** Directions for this task **
Without the pictures, print each of the records below exactly as it appears.

** Figure record listings **
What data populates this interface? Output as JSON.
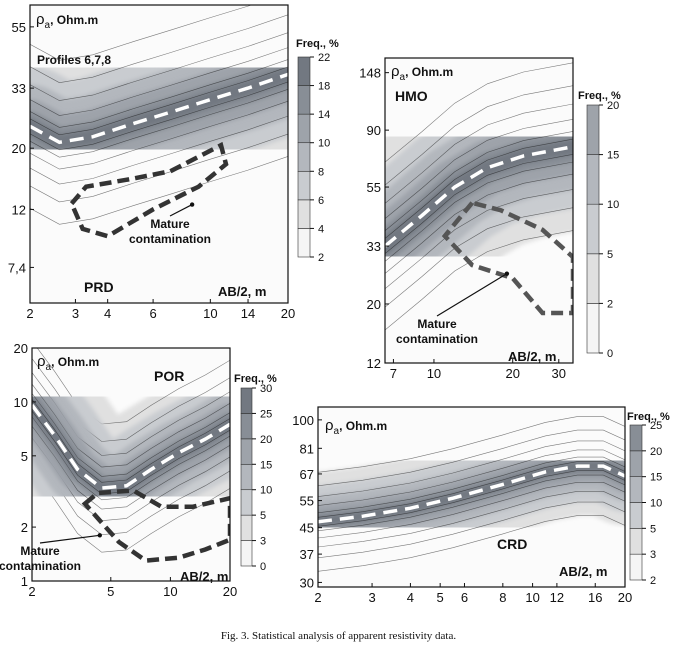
{
  "caption": "Fig. 3. Statistical analysis of apparent resistivity data.",
  "colors": {
    "scale": [
      "#f5f5f5",
      "#e0e0e0",
      "#c9ccd0",
      "#b3b7bd",
      "#9ea3aa",
      "#888e96",
      "#727881",
      "#5c626b"
    ],
    "contour": "#111111",
    "trend": "#ffffff",
    "zone": "#333333",
    "zone_hmo": "#555555"
  },
  "chart_data": [
    {
      "type": "heatmap",
      "id": "prd",
      "label": "PRD",
      "subtitle": "Profiles 6,7,8",
      "ylabel_symbol": "ρ",
      "ylabel_sub": "a",
      "ylabel_unit": ", Ohm.m",
      "xlabel": "AB/2, m",
      "x_scale": "log",
      "y_scale": "log",
      "xlim": [
        2,
        20
      ],
      "ylim": [
        5.5,
        66
      ],
      "xticks": [
        2,
        3,
        4,
        6,
        10,
        14,
        20
      ],
      "xtick_labels": [
        "2",
        "3",
        "4",
        "6",
        "10",
        "14",
        "20"
      ],
      "yticks": [
        7.4,
        12,
        20,
        33,
        55
      ],
      "ytick_labels": [
        "7,4",
        "12",
        "20",
        "33",
        "55"
      ],
      "colorbar": {
        "label": "Freq., %",
        "range": [
          2,
          24
        ],
        "ticks": [
          2,
          4,
          6,
          8,
          10,
          14,
          18,
          22
        ]
      },
      "trend_line": {
        "x": [
          2,
          2.6,
          3.5,
          5,
          7,
          10,
          14,
          20
        ],
        "y": [
          24,
          21,
          22,
          24.5,
          27,
          30,
          33,
          37
        ]
      },
      "annotation": {
        "text": [
          "Mature",
          "contamination"
        ],
        "arrow_to": {
          "x": 8.5,
          "y": 12.5
        }
      },
      "zone": {
        "x": [
          2.9,
          3.3,
          5,
          7,
          11,
          11.5,
          9,
          6,
          4,
          3.2,
          2.9
        ],
        "y": [
          12.6,
          14.5,
          15.5,
          16.5,
          20.5,
          17.5,
          14.5,
          12,
          9.6,
          10.2,
          12.6
        ]
      }
    },
    {
      "type": "heatmap",
      "id": "hmo",
      "label": "HMO",
      "ylabel_symbol": "ρ",
      "ylabel_sub": "a",
      "ylabel_unit": ", Ohm.m",
      "xlabel": "AB/2, m",
      "x_scale": "log",
      "y_scale": "log",
      "xlim": [
        6.5,
        34
      ],
      "ylim": [
        12,
        168
      ],
      "xticks": [
        7,
        10,
        20,
        30
      ],
      "xtick_labels": [
        "7",
        "10",
        "20",
        "30"
      ],
      "yticks": [
        12,
        20,
        33,
        55,
        90,
        148
      ],
      "ytick_labels": [
        "12",
        "20",
        "33",
        "55",
        "90",
        "148"
      ],
      "colorbar": {
        "label": "Freq., %",
        "range": [
          0,
          24
        ],
        "ticks": [
          0,
          2,
          5,
          10,
          15,
          20
        ]
      },
      "trend_line": {
        "x": [
          6.5,
          9,
          12,
          16,
          22,
          34
        ],
        "y": [
          33,
          43,
          55,
          65,
          72,
          78
        ]
      },
      "annotation": {
        "text": [
          "Mature",
          "contamination"
        ],
        "arrow_to": {
          "x": 19,
          "y": 26
        }
      },
      "zone": {
        "x": [
          14,
          12,
          11,
          14,
          20,
          26,
          34,
          34,
          26,
          18,
          14
        ],
        "y": [
          48,
          40,
          36,
          28,
          25,
          18.5,
          18.5,
          30,
          38,
          45,
          48
        ]
      }
    },
    {
      "type": "heatmap",
      "id": "por",
      "label": "POR",
      "ylabel_symbol": "ρ",
      "ylabel_sub": "a",
      "ylabel_unit": ", Ohm.m",
      "xlabel": "AB/2, m",
      "x_scale": "log",
      "y_scale": "log",
      "xlim": [
        2,
        20
      ],
      "ylim": [
        1,
        20
      ],
      "xticks": [
        2,
        5,
        10,
        20
      ],
      "xtick_labels": [
        "2",
        "5",
        "10",
        "20"
      ],
      "yticks": [
        1,
        2,
        5,
        10,
        20
      ],
      "ytick_labels": [
        "1",
        "2",
        "5",
        "10",
        "20"
      ],
      "colorbar": {
        "label": "Freq., %",
        "range": [
          0,
          32
        ],
        "ticks": [
          0,
          3,
          5,
          10,
          15,
          20,
          25,
          30
        ]
      },
      "trend_line": {
        "x": [
          2,
          2.6,
          3.4,
          4.5,
          6,
          8,
          11,
          15,
          20
        ],
        "y": [
          9.6,
          6.5,
          4.2,
          3.3,
          3.4,
          4.2,
          5.2,
          6.2,
          7.5
        ]
      },
      "annotation": {
        "text": [
          "Mature",
          "contamination"
        ],
        "arrow_to": {
          "x": 4.4,
          "y": 1.8
        }
      },
      "zone": {
        "x": [
          3.7,
          4.3,
          6.5,
          9,
          13,
          20,
          20,
          15,
          11,
          7.5,
          5.5,
          3.7
        ],
        "y": [
          2.7,
          3.1,
          3.2,
          2.6,
          2.6,
          2.9,
          1.7,
          1.5,
          1.35,
          1.3,
          1.65,
          2.7
        ]
      }
    },
    {
      "type": "heatmap",
      "id": "crd",
      "label": "CRD",
      "ylabel_symbol": "ρ",
      "ylabel_sub": "a",
      "ylabel_unit": ", Ohm.m",
      "xlabel": "AB/2, m",
      "x_scale": "log",
      "y_scale": "log",
      "xlim": [
        2,
        20
      ],
      "ylim": [
        29,
        110
      ],
      "xticks": [
        2,
        3,
        4,
        5,
        6,
        8,
        10,
        12,
        16,
        20
      ],
      "xtick_labels": [
        "2",
        "3",
        "4",
        "5",
        "6",
        "8",
        "10",
        "12",
        "16",
        "20"
      ],
      "yticks": [
        30,
        37,
        45,
        55,
        67,
        81,
        100
      ],
      "ytick_labels": [
        "30",
        "37",
        "45",
        "55",
        "67",
        "81",
        "100"
      ],
      "colorbar": {
        "label": "Freq., %",
        "range": [
          2,
          28
        ],
        "ticks": [
          2,
          3,
          5,
          10,
          15,
          20,
          25
        ]
      },
      "trend_line": {
        "x": [
          2,
          2.8,
          4,
          5.5,
          8,
          11,
          14,
          17,
          20
        ],
        "y": [
          47,
          49,
          52,
          56,
          62,
          68,
          71,
          71,
          66
        ]
      }
    }
  ]
}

** Solution below **
What data populates this interface? Output as JSON.
{
  "caption": "Fig. 3. Statistical analysis of apparent resistivity data.",
  "colors": {
    "scale": [
      "#f5f5f5",
      "#e0e0e0",
      "#c9ccd0",
      "#b3b7bd",
      "#9ea3aa",
      "#888e96",
      "#727881",
      "#5c626b"
    ],
    "contour": "#111111",
    "trend": "#ffffff",
    "zone": "#333333",
    "zone_hmo": "#555555"
  },
  "chart_data": [
    {
      "type": "heatmap",
      "id": "prd",
      "label": "PRD",
      "subtitle": "Profiles 6,7,8",
      "ylabel_symbol": "ρ",
      "ylabel_sub": "a",
      "ylabel_unit": ", Ohm.m",
      "xlabel": "AB/2, m",
      "x_scale": "log",
      "y_scale": "log",
      "xlim": [
        2,
        20
      ],
      "ylim": [
        5.5,
        66
      ],
      "xticks": [
        2,
        3,
        4,
        6,
        10,
        14,
        20
      ],
      "xtick_labels": [
        "2",
        "3",
        "4",
        "6",
        "10",
        "14",
        "20"
      ],
      "yticks": [
        7.4,
        12,
        20,
        33,
        55
      ],
      "ytick_labels": [
        "7,4",
        "12",
        "20",
        "33",
        "55"
      ],
      "colorbar": {
        "label": "Freq., %",
        "range": [
          2,
          24
        ],
        "ticks": [
          2,
          4,
          6,
          8,
          10,
          14,
          18,
          22
        ]
      },
      "trend_line": {
        "x": [
          2,
          2.6,
          3.5,
          5,
          7,
          10,
          14,
          20
        ],
        "y": [
          24,
          21,
          22,
          24.5,
          27,
          30,
          33,
          37
        ]
      },
      "annotation": {
        "text": [
          "Mature",
          "contamination"
        ],
        "arrow_to": {
          "x": 8.5,
          "y": 12.5
        }
      },
      "zone": {
        "x": [
          2.9,
          3.3,
          5,
          7,
          11,
          11.5,
          9,
          6,
          4,
          3.2,
          2.9
        ],
        "y": [
          12.6,
          14.5,
          15.5,
          16.5,
          20.5,
          17.5,
          14.5,
          12,
          9.6,
          10.2,
          12.6
        ]
      }
    },
    {
      "type": "heatmap",
      "id": "hmo",
      "label": "HMO",
      "ylabel_symbol": "ρ",
      "ylabel_sub": "a",
      "ylabel_unit": ", Ohm.m",
      "xlabel": "AB/2, m",
      "x_scale": "log",
      "y_scale": "log",
      "xlim": [
        6.5,
        34
      ],
      "ylim": [
        12,
        168
      ],
      "xticks": [
        7,
        10,
        20,
        30
      ],
      "xtick_labels": [
        "7",
        "10",
        "20",
        "30"
      ],
      "yticks": [
        12,
        20,
        33,
        55,
        90,
        148
      ],
      "ytick_labels": [
        "12",
        "20",
        "33",
        "55",
        "90",
        "148"
      ],
      "colorbar": {
        "label": "Freq., %",
        "range": [
          0,
          24
        ],
        "ticks": [
          0,
          2,
          5,
          10,
          15,
          20
        ]
      },
      "trend_line": {
        "x": [
          6.5,
          9,
          12,
          16,
          22,
          34
        ],
        "y": [
          33,
          43,
          55,
          65,
          72,
          78
        ]
      },
      "annotation": {
        "text": [
          "Mature",
          "contamination"
        ],
        "arrow_to": {
          "x": 19,
          "y": 26
        }
      },
      "zone": {
        "x": [
          14,
          12,
          11,
          14,
          20,
          26,
          34,
          34,
          26,
          18,
          14
        ],
        "y": [
          48,
          40,
          36,
          28,
          25,
          18.5,
          18.5,
          30,
          38,
          45,
          48
        ]
      }
    },
    {
      "type": "heatmap",
      "id": "por",
      "label": "POR",
      "ylabel_symbol": "ρ",
      "ylabel_sub": "a",
      "ylabel_unit": ", Ohm.m",
      "xlabel": "AB/2, m",
      "x_scale": "log",
      "y_scale": "log",
      "xlim": [
        2,
        20
      ],
      "ylim": [
        1,
        20
      ],
      "xticks": [
        2,
        5,
        10,
        20
      ],
      "xtick_labels": [
        "2",
        "5",
        "10",
        "20"
      ],
      "yticks": [
        1,
        2,
        5,
        10,
        20
      ],
      "ytick_labels": [
        "1",
        "2",
        "5",
        "10",
        "20"
      ],
      "colorbar": {
        "label": "Freq., %",
        "range": [
          0,
          32
        ],
        "ticks": [
          0,
          3,
          5,
          10,
          15,
          20,
          25,
          30
        ]
      },
      "trend_line": {
        "x": [
          2,
          2.6,
          3.4,
          4.5,
          6,
          8,
          11,
          15,
          20
        ],
        "y": [
          9.6,
          6.5,
          4.2,
          3.3,
          3.4,
          4.2,
          5.2,
          6.2,
          7.5
        ]
      },
      "annotation": {
        "text": [
          "Mature",
          "contamination"
        ],
        "arrow_to": {
          "x": 4.4,
          "y": 1.8
        }
      },
      "zone": {
        "x": [
          3.7,
          4.3,
          6.5,
          9,
          13,
          20,
          20,
          15,
          11,
          7.5,
          5.5,
          3.7
        ],
        "y": [
          2.7,
          3.1,
          3.2,
          2.6,
          2.6,
          2.9,
          1.7,
          1.5,
          1.35,
          1.3,
          1.65,
          2.7
        ]
      }
    },
    {
      "type": "heatmap",
      "id": "crd",
      "label": "CRD",
      "ylabel_symbol": "ρ",
      "ylabel_sub": "a",
      "ylabel_unit": ", Ohm.m",
      "xlabel": "AB/2, m",
      "x_scale": "log",
      "y_scale": "log",
      "xlim": [
        2,
        20
      ],
      "ylim": [
        29,
        110
      ],
      "xticks": [
        2,
        3,
        4,
        5,
        6,
        8,
        10,
        12,
        16,
        20
      ],
      "xtick_labels": [
        "2",
        "3",
        "4",
        "5",
        "6",
        "8",
        "10",
        "12",
        "16",
        "20"
      ],
      "yticks": [
        30,
        37,
        45,
        55,
        67,
        81,
        100
      ],
      "ytick_labels": [
        "30",
        "37",
        "45",
        "55",
        "67",
        "81",
        "100"
      ],
      "colorbar": {
        "label": "Freq., %",
        "range": [
          2,
          28
        ],
        "ticks": [
          2,
          3,
          5,
          10,
          15,
          20,
          25
        ]
      },
      "trend_line": {
        "x": [
          2,
          2.8,
          4,
          5.5,
          8,
          11,
          14,
          17,
          20
        ],
        "y": [
          47,
          49,
          52,
          56,
          62,
          68,
          71,
          71,
          66
        ]
      }
    }
  ]
}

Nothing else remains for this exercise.